§ What this task involves
Transcribe all of the material exactly. Any picture in it should be left out.

§ The data
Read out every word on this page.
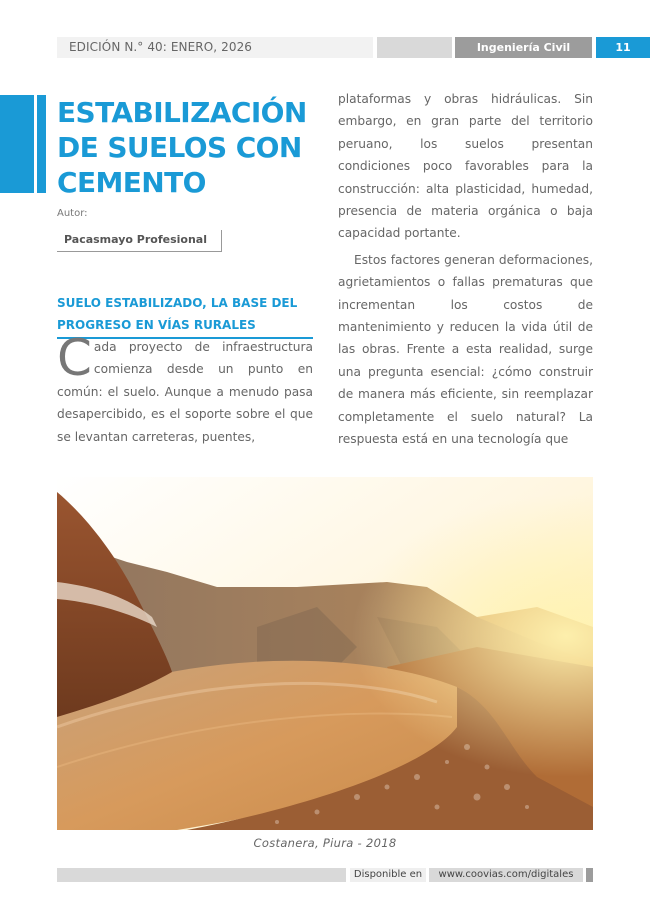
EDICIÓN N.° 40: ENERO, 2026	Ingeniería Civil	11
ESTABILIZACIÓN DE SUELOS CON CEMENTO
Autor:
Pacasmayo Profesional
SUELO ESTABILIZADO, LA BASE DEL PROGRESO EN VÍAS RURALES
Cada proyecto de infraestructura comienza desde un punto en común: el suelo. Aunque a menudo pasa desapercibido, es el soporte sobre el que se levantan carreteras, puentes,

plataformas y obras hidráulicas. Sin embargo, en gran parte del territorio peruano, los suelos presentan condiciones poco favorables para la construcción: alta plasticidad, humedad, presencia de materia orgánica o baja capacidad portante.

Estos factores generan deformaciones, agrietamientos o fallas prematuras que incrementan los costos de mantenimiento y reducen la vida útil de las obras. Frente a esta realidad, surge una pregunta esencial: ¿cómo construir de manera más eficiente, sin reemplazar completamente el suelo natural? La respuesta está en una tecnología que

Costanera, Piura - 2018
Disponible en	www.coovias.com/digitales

§ Reply
Read out every word on this page.
EDICIÓN N.° 40: ENERO, 2026	Ingeniería Civil	11
ESTABILIZACIÓN DE SUELOS CON CEMENTO
Autor:
Pacasmayo Profesional
SUELO ESTABILIZADO, LA BASE DEL PROGRESO EN VÍAS RURALES
Cada proyecto de infraestructura comienza desde un punto en común: el suelo. Aunque a menudo pasa desapercibido, es el soporte sobre el que se levantan carreteras, puentes,

plataformas y obras hidráulicas. Sin embargo, en gran parte del territorio peruano, los suelos presentan condiciones poco favorables para la construcción: alta plasticidad, humedad, presencia de materia orgánica o baja capacidad portante.

Estos factores generan deformaciones, agrietamientos o fallas prematuras que incrementan los costos de mantenimiento y reducen la vida útil de las obras. Frente a esta realidad, surge una pregunta esencial: ¿cómo construir de manera más eficiente, sin reemplazar completamente el suelo natural? La respuesta está en una tecnología que

Costanera, Piura - 2018
Disponible en	www.coovias.com/digitales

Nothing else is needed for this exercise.